╭─ Input rows

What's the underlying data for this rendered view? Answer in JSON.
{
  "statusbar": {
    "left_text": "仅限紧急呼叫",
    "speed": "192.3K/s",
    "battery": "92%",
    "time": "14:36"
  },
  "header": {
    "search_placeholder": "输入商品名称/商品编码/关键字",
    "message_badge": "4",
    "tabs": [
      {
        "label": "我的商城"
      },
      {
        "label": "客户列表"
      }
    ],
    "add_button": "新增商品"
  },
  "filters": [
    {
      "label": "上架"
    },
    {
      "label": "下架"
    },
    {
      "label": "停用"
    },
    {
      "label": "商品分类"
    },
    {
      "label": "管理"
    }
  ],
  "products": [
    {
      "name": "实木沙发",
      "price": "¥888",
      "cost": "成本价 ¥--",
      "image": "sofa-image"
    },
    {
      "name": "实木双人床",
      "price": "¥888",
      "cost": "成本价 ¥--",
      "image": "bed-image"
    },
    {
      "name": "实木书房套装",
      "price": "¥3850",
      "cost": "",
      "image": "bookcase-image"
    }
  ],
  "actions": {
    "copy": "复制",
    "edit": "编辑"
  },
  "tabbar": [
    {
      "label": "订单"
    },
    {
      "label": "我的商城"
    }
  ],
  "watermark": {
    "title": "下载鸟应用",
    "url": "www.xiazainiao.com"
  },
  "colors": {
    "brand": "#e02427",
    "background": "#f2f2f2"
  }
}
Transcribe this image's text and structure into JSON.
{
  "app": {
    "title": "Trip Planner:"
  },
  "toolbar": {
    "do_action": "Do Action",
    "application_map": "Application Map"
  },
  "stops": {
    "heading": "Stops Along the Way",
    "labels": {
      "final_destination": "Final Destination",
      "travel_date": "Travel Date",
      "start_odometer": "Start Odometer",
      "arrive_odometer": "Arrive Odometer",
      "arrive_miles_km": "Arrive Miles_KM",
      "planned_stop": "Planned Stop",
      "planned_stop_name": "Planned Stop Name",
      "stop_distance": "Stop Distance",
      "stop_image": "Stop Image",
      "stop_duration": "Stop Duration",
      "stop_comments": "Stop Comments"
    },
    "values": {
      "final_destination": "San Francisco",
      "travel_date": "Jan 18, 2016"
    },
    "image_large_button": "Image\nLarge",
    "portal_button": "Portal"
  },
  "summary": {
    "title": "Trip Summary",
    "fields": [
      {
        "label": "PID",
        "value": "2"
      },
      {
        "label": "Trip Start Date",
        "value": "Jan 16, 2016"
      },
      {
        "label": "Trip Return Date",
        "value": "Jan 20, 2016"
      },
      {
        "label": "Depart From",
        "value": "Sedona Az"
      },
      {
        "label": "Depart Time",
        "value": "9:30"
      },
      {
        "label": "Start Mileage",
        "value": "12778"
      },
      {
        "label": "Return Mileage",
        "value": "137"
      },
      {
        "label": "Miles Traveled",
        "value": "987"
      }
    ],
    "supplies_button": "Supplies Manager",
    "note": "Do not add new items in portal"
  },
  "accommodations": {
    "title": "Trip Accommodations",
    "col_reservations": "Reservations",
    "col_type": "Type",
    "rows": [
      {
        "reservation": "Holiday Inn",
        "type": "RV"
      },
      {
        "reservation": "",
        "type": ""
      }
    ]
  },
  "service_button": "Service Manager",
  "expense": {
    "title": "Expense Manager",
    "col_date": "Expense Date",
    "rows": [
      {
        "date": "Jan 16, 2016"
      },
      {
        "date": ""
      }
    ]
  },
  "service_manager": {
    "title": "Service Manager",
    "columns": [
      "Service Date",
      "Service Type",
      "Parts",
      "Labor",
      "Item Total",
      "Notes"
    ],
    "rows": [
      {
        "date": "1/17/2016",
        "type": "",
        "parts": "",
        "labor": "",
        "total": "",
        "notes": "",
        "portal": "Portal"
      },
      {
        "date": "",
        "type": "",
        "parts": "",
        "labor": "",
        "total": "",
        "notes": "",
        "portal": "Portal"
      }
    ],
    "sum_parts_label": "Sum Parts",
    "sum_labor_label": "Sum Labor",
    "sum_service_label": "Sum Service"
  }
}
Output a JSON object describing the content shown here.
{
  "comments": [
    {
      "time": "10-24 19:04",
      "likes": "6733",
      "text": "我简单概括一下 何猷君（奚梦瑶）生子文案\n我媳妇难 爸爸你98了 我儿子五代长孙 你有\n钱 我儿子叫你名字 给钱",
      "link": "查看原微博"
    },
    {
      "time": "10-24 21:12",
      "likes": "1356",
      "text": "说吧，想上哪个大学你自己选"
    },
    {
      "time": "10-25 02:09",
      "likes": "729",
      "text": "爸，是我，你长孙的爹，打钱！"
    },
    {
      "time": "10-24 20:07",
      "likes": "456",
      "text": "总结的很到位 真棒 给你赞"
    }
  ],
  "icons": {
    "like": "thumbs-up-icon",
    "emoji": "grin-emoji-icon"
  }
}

╰─

§ **Problem**:
Gather all lines of the records that include the word "Arrive".

§ **Result of the exercise**:
      "arrive_odometer": "Arrive Odometer",
      "arrive_miles_km": "Arrive Miles_KM",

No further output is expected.